§ Exercise
Return, character for character, the stretch of the data from its first line through the line containing "306, 135, 364]", including both of those lines.

— START OF Data supplied —

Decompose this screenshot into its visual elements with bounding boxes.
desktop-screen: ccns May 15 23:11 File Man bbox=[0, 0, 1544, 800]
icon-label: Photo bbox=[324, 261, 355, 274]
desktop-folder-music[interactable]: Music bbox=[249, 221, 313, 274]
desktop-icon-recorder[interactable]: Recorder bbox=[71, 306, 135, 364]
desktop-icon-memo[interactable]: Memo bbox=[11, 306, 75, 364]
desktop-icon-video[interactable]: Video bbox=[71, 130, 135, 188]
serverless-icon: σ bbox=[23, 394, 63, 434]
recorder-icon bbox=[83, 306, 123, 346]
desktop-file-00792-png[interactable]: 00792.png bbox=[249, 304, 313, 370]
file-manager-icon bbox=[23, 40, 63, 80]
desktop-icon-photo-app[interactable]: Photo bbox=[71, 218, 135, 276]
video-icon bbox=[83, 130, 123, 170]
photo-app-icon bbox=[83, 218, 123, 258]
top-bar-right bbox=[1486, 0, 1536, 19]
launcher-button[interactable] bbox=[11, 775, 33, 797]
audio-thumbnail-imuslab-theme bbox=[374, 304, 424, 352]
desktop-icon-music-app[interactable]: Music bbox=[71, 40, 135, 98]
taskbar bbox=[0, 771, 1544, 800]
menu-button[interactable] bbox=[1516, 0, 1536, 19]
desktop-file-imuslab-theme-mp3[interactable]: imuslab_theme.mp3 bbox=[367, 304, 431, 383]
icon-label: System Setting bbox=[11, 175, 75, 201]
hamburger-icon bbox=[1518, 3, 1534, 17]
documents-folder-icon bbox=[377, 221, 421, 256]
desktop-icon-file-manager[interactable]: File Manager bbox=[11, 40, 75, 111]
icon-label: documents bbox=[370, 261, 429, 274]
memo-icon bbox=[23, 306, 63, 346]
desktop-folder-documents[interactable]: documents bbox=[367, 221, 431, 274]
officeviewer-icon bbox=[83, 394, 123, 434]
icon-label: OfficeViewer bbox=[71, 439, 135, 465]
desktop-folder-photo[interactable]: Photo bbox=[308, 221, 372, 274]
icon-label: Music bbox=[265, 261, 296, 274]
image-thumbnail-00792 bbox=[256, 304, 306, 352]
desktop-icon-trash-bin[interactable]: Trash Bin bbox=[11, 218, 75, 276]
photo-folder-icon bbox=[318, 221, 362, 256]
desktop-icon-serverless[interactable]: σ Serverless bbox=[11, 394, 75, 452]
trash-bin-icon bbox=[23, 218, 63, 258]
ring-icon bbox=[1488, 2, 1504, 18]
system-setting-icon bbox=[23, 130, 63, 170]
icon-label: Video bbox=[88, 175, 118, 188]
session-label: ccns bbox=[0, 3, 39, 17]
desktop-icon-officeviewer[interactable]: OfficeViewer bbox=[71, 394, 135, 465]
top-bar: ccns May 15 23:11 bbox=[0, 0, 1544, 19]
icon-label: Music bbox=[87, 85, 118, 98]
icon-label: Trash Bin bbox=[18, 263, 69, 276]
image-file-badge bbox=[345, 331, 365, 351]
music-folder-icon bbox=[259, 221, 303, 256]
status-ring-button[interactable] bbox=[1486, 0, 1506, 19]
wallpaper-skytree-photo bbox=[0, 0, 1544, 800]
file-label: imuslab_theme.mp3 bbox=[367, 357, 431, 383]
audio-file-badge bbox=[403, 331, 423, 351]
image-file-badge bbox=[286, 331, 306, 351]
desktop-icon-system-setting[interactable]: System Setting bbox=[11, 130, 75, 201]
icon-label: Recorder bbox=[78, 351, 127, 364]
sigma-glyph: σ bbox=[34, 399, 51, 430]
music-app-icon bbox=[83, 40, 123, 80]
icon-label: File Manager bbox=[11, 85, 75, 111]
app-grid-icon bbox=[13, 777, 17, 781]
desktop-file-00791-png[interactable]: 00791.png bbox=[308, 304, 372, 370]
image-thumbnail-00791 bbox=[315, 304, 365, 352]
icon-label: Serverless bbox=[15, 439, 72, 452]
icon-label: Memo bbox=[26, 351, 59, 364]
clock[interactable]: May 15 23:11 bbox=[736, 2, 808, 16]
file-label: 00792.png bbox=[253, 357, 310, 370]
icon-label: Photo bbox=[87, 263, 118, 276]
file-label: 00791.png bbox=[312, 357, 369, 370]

— END OF Data supplied —

§ Correct answer
Decompose this screenshot into its visual elements with bounding boxes.
desktop-screen: ccns May 15 23:11 File Man bbox=[0, 0, 1544, 800]
icon-label: Photo bbox=[324, 261, 355, 274]
desktop-folder-music[interactable]: Music bbox=[249, 221, 313, 274]
desktop-icon-recorder[interactable]: Recorder bbox=[71, 306, 135, 364]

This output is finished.